▶ _Task_
Scan the data below and pick out the lines containing the word "used".

=== Data provided ===

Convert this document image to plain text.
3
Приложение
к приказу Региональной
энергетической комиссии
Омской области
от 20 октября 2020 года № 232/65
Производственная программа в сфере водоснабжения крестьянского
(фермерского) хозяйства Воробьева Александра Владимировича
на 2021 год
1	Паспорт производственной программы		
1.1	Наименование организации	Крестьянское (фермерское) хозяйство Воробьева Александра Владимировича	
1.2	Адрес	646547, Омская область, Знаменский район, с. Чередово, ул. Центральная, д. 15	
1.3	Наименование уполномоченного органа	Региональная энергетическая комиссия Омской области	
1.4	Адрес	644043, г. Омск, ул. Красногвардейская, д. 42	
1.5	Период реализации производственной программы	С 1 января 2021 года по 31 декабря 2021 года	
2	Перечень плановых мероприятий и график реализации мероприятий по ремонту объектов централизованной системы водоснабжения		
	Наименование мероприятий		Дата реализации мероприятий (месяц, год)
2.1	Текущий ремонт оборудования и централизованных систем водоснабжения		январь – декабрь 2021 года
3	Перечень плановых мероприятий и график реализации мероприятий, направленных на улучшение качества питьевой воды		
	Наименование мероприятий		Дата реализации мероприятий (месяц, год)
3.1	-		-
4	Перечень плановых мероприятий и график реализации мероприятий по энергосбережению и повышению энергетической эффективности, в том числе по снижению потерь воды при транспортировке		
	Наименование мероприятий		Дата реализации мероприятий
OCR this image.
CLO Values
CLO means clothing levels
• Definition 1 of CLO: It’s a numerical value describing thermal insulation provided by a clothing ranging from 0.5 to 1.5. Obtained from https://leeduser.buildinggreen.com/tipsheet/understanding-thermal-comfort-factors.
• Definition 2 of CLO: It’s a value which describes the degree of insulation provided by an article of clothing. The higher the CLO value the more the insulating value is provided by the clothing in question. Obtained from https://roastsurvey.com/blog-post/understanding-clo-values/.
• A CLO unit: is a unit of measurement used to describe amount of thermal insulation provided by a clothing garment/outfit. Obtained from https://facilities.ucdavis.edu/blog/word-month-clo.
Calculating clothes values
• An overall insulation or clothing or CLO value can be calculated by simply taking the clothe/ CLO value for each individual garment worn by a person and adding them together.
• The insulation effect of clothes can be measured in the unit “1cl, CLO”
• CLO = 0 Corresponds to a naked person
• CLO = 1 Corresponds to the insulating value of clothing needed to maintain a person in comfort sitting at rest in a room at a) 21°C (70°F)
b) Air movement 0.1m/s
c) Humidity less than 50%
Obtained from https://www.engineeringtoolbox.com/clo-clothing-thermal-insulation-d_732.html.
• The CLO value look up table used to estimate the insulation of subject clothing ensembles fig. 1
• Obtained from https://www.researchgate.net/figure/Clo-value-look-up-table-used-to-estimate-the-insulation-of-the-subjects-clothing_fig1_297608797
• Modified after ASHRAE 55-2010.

===

▶ _Result for this exercise_
• A CLO unit: is a unit of measurement used to describe amount of thermal insulation provided by a clothing garment/outfit. Obtained from https://facilities.ucdavis.edu/blog/word-month-clo.
• The CLO value look up table used to estimate the insulation of subject clothing ensembles fig. 1
• Obtained from https://www.researchgate.net/figure/Clo-value-look-up-table-used-to-estimate-the-insulation-of-the-subjects-clothing_fig1_297608797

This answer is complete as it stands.